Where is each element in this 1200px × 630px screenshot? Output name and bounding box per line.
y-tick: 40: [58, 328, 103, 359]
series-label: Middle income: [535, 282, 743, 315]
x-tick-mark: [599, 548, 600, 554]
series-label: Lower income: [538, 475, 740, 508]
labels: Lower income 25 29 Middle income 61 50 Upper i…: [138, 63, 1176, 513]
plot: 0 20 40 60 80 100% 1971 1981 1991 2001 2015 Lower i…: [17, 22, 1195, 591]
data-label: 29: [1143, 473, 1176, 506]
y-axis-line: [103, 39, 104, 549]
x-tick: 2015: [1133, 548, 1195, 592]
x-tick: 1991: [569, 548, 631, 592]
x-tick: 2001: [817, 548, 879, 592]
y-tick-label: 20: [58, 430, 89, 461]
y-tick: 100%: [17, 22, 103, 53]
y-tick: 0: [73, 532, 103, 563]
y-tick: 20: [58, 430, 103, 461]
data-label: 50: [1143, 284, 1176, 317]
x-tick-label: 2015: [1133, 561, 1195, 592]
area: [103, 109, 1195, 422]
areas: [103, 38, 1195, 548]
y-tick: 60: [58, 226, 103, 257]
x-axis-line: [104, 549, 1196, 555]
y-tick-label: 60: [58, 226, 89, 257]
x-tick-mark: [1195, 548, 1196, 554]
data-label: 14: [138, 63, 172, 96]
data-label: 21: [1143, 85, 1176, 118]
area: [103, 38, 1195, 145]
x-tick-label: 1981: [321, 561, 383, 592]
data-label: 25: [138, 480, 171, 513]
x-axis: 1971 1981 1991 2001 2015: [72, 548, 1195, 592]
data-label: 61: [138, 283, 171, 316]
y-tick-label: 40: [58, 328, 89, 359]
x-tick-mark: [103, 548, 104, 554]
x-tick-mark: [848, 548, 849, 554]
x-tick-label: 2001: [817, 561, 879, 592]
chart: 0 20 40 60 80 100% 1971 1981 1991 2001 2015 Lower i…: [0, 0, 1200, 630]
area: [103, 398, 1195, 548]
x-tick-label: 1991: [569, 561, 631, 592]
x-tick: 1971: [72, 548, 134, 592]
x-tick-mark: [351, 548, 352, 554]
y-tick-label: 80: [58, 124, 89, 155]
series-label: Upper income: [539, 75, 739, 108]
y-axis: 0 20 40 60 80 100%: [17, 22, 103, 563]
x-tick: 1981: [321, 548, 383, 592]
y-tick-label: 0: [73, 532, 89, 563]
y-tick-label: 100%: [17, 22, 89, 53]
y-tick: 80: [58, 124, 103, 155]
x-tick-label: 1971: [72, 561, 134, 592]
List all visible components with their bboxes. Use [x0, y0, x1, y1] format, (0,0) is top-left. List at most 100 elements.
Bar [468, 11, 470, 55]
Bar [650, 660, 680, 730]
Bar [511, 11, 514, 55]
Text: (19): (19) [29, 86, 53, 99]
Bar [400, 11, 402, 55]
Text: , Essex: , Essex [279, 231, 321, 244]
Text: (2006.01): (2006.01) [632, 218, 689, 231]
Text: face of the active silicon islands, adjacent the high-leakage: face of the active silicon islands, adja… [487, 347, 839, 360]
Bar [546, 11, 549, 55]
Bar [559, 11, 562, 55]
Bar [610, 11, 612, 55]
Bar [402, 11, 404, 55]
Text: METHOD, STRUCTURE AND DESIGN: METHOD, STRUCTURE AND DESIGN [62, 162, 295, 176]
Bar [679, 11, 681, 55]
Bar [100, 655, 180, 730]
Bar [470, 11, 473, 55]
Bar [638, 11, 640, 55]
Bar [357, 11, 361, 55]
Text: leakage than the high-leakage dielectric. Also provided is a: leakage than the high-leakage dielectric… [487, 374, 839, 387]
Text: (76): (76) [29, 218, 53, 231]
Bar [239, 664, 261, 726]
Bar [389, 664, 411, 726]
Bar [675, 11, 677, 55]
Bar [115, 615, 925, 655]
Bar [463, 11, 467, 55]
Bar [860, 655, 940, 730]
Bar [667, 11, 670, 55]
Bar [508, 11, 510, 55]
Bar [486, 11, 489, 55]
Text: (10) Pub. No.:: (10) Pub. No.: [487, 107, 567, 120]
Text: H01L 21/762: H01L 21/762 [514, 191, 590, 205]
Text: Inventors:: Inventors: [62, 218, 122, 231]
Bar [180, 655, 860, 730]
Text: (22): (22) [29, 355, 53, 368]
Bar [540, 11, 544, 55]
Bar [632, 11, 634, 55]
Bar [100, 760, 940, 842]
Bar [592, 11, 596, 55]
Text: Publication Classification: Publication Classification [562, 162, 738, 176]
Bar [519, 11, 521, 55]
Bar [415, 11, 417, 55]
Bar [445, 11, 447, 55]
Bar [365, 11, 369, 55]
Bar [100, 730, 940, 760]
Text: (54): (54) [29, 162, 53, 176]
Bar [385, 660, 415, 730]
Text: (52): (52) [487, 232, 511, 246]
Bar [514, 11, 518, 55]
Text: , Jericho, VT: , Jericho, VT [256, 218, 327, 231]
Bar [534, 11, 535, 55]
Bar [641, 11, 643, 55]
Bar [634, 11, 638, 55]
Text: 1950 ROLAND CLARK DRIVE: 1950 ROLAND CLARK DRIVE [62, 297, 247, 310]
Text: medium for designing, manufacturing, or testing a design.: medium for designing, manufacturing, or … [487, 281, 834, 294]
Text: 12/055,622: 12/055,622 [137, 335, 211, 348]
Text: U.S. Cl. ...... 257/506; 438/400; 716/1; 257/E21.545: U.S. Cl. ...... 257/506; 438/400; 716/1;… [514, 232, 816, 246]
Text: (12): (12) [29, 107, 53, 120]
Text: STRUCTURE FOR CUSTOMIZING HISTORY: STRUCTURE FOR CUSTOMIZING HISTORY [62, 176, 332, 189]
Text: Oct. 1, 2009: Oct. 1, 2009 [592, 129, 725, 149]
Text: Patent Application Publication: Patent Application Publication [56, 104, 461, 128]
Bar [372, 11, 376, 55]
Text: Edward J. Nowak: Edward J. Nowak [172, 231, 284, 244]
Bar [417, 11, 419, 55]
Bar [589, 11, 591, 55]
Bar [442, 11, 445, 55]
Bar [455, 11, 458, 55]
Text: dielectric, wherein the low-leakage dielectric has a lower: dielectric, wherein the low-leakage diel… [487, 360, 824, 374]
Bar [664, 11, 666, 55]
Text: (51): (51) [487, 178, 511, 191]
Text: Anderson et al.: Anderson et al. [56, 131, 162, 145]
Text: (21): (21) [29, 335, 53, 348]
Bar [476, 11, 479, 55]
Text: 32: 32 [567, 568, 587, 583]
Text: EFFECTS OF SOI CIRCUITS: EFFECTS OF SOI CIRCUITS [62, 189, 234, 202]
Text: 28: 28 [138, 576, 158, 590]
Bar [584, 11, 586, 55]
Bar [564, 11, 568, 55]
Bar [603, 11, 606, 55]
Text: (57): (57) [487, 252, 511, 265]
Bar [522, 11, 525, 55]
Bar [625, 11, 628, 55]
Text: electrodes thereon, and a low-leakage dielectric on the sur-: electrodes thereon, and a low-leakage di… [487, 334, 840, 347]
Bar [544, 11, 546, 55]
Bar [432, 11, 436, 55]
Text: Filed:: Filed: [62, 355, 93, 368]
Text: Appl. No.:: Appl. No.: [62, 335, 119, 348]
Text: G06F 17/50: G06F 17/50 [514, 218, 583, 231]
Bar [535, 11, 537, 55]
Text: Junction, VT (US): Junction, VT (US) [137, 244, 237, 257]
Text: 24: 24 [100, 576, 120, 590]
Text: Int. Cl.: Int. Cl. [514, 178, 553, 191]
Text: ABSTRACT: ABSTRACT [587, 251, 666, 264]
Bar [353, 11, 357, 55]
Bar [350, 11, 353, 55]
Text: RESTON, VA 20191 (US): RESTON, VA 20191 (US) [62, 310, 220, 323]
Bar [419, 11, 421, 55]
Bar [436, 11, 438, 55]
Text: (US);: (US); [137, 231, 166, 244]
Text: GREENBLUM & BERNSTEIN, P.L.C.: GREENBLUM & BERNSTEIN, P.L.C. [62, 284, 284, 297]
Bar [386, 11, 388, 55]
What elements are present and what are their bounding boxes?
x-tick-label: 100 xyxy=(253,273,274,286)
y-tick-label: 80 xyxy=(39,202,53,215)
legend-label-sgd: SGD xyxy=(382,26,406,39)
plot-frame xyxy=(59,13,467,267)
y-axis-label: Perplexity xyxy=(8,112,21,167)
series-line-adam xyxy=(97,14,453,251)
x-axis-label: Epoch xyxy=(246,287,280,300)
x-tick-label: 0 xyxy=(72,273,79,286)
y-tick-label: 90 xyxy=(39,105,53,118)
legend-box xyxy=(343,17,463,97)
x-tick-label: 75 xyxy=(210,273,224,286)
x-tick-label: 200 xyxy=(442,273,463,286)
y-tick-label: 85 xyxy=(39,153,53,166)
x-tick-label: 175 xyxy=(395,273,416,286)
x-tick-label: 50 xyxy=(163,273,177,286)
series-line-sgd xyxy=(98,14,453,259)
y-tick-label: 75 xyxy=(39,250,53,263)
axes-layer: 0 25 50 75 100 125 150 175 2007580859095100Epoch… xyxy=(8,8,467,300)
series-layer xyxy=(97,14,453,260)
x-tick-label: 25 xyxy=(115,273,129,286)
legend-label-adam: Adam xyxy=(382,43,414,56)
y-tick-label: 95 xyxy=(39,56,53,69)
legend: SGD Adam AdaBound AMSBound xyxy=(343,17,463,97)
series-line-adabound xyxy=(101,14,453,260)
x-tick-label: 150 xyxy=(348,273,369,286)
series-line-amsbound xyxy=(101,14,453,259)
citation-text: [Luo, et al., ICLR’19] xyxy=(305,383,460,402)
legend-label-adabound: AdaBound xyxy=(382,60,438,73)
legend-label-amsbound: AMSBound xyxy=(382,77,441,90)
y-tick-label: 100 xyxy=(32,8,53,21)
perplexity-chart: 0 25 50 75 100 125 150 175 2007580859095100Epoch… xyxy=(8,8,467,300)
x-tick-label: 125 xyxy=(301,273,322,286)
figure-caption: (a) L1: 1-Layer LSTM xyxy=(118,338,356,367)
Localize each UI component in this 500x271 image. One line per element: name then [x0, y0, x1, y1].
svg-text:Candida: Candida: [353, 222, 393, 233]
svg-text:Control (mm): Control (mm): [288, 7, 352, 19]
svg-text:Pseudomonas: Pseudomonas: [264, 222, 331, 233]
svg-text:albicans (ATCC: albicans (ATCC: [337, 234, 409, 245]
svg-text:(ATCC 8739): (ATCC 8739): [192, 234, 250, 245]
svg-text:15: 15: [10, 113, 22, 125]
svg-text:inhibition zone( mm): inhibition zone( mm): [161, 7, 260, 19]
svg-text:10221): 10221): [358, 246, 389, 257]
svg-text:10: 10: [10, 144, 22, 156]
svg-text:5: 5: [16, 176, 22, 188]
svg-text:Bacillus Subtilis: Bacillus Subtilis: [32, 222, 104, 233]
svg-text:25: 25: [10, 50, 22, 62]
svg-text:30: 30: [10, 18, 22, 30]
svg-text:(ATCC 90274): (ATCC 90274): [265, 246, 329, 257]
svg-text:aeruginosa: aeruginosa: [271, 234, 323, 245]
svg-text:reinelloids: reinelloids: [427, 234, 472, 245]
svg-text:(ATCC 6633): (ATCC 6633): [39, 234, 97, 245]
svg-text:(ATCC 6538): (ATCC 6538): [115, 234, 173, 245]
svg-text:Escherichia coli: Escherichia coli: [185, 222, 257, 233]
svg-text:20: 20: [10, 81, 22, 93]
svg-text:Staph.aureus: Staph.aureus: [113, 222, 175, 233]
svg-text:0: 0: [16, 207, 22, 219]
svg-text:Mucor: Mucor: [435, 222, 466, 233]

● **Written task**: Copy out the lines from the first one through the line containing "x-tick: 2001: [817, 548, 879, 592]", unchanged.

● **Solution below**:
Where is each element in this 1200px × 630px screenshot? Output name and bounding box per line.
y-tick: 40: [58, 328, 103, 359]
series-label: Middle income: [535, 282, 743, 315]
x-tick-mark: [599, 548, 600, 554]
series-label: Lower income: [538, 475, 740, 508]
labels: Lower income 25 29 Middle income 61 50 Upper i…: [138, 63, 1176, 513]
plot: 0 20 40 60 80 100% 1971 1981 1991 2001 2015 Lower i…: [17, 22, 1195, 591]
data-label: 29: [1143, 473, 1176, 506]
y-axis-line: [103, 39, 104, 549]
x-tick: 2015: [1133, 548, 1195, 592]
x-tick: 1991: [569, 548, 631, 592]
x-tick: 2001: [817, 548, 879, 592]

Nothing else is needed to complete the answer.